> [INSTRUCTION]:
Return the listing below word for word.

— Start of RECORDS PROVIDED —

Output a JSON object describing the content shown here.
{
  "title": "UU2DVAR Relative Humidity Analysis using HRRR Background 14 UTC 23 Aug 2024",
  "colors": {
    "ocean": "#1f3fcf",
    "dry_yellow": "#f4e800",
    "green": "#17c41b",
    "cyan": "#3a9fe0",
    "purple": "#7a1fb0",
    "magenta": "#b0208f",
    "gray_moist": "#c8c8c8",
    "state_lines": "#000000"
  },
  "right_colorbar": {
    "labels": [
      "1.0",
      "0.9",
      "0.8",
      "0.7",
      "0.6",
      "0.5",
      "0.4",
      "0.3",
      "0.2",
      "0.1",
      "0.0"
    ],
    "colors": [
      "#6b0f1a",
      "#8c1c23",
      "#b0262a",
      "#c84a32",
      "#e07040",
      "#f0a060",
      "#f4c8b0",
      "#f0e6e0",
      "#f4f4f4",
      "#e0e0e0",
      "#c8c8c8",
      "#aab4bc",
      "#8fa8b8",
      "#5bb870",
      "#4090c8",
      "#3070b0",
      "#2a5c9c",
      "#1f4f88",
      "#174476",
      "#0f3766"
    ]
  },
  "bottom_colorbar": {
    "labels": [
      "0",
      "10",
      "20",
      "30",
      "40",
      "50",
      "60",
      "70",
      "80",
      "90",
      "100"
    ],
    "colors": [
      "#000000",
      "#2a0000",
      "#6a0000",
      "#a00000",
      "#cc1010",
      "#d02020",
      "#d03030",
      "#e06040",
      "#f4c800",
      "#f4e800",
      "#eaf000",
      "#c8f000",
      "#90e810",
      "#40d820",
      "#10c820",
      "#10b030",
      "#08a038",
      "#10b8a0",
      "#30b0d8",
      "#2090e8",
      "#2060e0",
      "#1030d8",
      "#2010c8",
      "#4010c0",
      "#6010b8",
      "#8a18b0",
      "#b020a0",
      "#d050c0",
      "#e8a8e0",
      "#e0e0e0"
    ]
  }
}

— End of RECORDS PROVIDED —

> [TASK RESULT]:
Output a JSON object describing the content shown here.
{
  "title": "UU2DVAR Relative Humidity Analysis using HRRR Background 14 UTC 23 Aug 2024",
  "colors": {
    "ocean": "#1f3fcf",
    "dry_yellow": "#f4e800",
    "green": "#17c41b",
    "cyan": "#3a9fe0",
    "purple": "#7a1fb0",
    "magenta": "#b0208f",
    "gray_moist": "#c8c8c8",
    "state_lines": "#000000"
  },
  "right_colorbar": {
    "labels": [
      "1.0",
      "0.9",
      "0.8",
      "0.7",
      "0.6",
      "0.5",
      "0.4",
      "0.3",
      "0.2",
      "0.1",
      "0.0"
    ],
    "colors": [
      "#6b0f1a",
      "#8c1c23",
      "#b0262a",
      "#c84a32",
      "#e07040",
      "#f0a060",
      "#f4c8b0",
      "#f0e6e0",
      "#f4f4f4",
      "#e0e0e0",
      "#c8c8c8",
      "#aab4bc",
      "#8fa8b8",
      "#5bb870",
      "#4090c8",
      "#3070b0",
      "#2a5c9c",
      "#1f4f88",
      "#174476",
      "#0f3766"
    ]
  },
  "bottom_colorbar": {
    "labels": [
      "0",
      "10",
      "20",
      "30",
      "40",
      "50",
      "60",
      "70",
      "80",
      "90",
      "100"
    ],
    "colors": [
      "#000000",
      "#2a0000",
      "#6a0000",
      "#a00000",
      "#cc1010",
      "#d02020",
      "#d03030",
      "#e06040",
      "#f4c800",
      "#f4e800",
      "#eaf000",
      "#c8f000",
      "#90e810",
      "#40d820",
      "#10c820",
      "#10b030",
      "#08a038",
      "#10b8a0",
      "#30b0d8",
      "#2090e8",
      "#2060e0",
      "#1030d8",
      "#2010c8",
      "#4010c0",
      "#6010b8",
      "#8a18b0",
      "#b020a0",
      "#d050c0",
      "#e8a8e0",
      "#e0e0e0"
    ]
  }
}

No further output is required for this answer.